(Figure collection entries)

┌────────

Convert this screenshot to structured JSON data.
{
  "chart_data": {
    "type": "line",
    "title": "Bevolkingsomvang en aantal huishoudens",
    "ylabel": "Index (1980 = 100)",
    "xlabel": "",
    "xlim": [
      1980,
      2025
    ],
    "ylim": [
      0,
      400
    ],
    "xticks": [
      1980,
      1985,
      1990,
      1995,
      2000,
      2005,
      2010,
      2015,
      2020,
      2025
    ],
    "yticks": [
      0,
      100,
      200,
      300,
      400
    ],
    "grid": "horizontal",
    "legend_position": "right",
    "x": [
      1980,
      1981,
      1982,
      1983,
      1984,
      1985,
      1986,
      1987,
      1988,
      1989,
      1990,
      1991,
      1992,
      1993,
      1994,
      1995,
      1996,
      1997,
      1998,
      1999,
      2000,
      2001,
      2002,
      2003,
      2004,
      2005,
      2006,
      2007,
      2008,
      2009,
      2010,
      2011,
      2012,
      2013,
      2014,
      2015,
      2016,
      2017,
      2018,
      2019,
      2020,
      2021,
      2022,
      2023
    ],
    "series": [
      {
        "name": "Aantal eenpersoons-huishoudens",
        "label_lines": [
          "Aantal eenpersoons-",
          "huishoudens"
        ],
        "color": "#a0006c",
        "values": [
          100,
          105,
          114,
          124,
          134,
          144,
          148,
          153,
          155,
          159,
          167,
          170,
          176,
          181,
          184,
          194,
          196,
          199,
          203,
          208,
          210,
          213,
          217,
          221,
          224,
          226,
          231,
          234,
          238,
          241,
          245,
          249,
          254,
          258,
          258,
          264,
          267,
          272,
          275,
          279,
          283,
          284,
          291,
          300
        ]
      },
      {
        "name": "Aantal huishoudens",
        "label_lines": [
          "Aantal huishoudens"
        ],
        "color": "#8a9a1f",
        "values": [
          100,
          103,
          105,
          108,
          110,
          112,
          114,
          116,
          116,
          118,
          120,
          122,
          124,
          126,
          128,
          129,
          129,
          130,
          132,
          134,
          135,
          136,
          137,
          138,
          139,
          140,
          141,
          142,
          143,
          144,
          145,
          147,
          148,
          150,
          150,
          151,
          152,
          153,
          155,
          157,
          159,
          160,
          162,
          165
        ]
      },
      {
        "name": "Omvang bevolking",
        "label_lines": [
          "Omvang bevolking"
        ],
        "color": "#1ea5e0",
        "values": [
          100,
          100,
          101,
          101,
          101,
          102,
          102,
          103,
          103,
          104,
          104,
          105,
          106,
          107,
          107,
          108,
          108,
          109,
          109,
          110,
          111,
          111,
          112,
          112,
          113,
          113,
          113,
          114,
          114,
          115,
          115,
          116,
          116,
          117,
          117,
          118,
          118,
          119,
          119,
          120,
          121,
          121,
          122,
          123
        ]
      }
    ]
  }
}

└────────

Look over the listing. Pull out every line with the string "color" in it.

→ Result for this task:
        "color": "#a0006c",
        "color": "#8a9a1f",
        "color": "#1ea5e0",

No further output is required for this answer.